* **Given task**: Can you retype every record below exactly as written?
+ + +
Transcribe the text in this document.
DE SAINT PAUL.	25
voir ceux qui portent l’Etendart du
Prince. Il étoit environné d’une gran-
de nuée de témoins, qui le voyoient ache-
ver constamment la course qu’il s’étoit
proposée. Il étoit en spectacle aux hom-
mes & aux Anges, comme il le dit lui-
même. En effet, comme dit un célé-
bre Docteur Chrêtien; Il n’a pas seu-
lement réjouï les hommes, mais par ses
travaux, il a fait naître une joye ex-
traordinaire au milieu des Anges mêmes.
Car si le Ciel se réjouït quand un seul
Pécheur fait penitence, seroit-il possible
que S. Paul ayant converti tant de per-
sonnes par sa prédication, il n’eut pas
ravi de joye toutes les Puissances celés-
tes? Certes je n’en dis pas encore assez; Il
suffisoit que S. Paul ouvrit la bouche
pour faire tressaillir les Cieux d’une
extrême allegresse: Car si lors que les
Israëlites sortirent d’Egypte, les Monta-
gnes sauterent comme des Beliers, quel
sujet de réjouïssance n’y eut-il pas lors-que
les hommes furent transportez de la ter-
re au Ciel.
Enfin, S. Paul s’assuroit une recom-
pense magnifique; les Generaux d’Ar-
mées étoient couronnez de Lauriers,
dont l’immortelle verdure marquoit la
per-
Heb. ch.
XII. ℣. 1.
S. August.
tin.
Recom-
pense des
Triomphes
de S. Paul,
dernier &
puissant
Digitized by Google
+ + +
* **Result below**:
Transcribe the text in this document.
DE SAINT PAUL.	25
voir ceux qui portent l’Etendart du
Prince. Il étoit environné d’une gran-
de nuée de témoins, qui le voyoient ache-
ver constamment la course qu’il s’étoit
proposée. Il étoit en spectacle aux hom-
mes & aux Anges, comme il le dit lui-
même. En effet, comme dit un célé-
bre Docteur Chrêtien; Il n’a pas seu-
lement réjouï les hommes, mais par ses
travaux, il a fait naître une joye ex-
traordinaire au milieu des Anges mêmes.
Car si le Ciel se réjouït quand un seul
Pécheur fait penitence, seroit-il possible
que S. Paul ayant converti tant de per-
sonnes par sa prédication, il n’eut pas
ravi de joye toutes les Puissances celés-
tes? Certes je n’en dis pas encore assez; Il
suffisoit que S. Paul ouvrit la bouche
pour faire tressaillir les Cieux d’une
extrême allegresse: Car si lors que les
Israëlites sortirent d’Egypte, les Monta-
gnes sauterent comme des Beliers, quel
sujet de réjouïssance n’y eut-il pas lors-que
les hommes furent transportez de la ter-
re au Ciel.
Enfin, S. Paul s’assuroit une recom-
pense magnifique; les Generaux d’Ar-
mées étoient couronnez de Lauriers,
dont l’immortelle verdure marquoit la
per-
Heb. ch.
XII. ℣. 1.
S. August.
tin.
Recom-
pense des
Triomphes
de S. Paul,
dernier &
puissant
Digitized by Google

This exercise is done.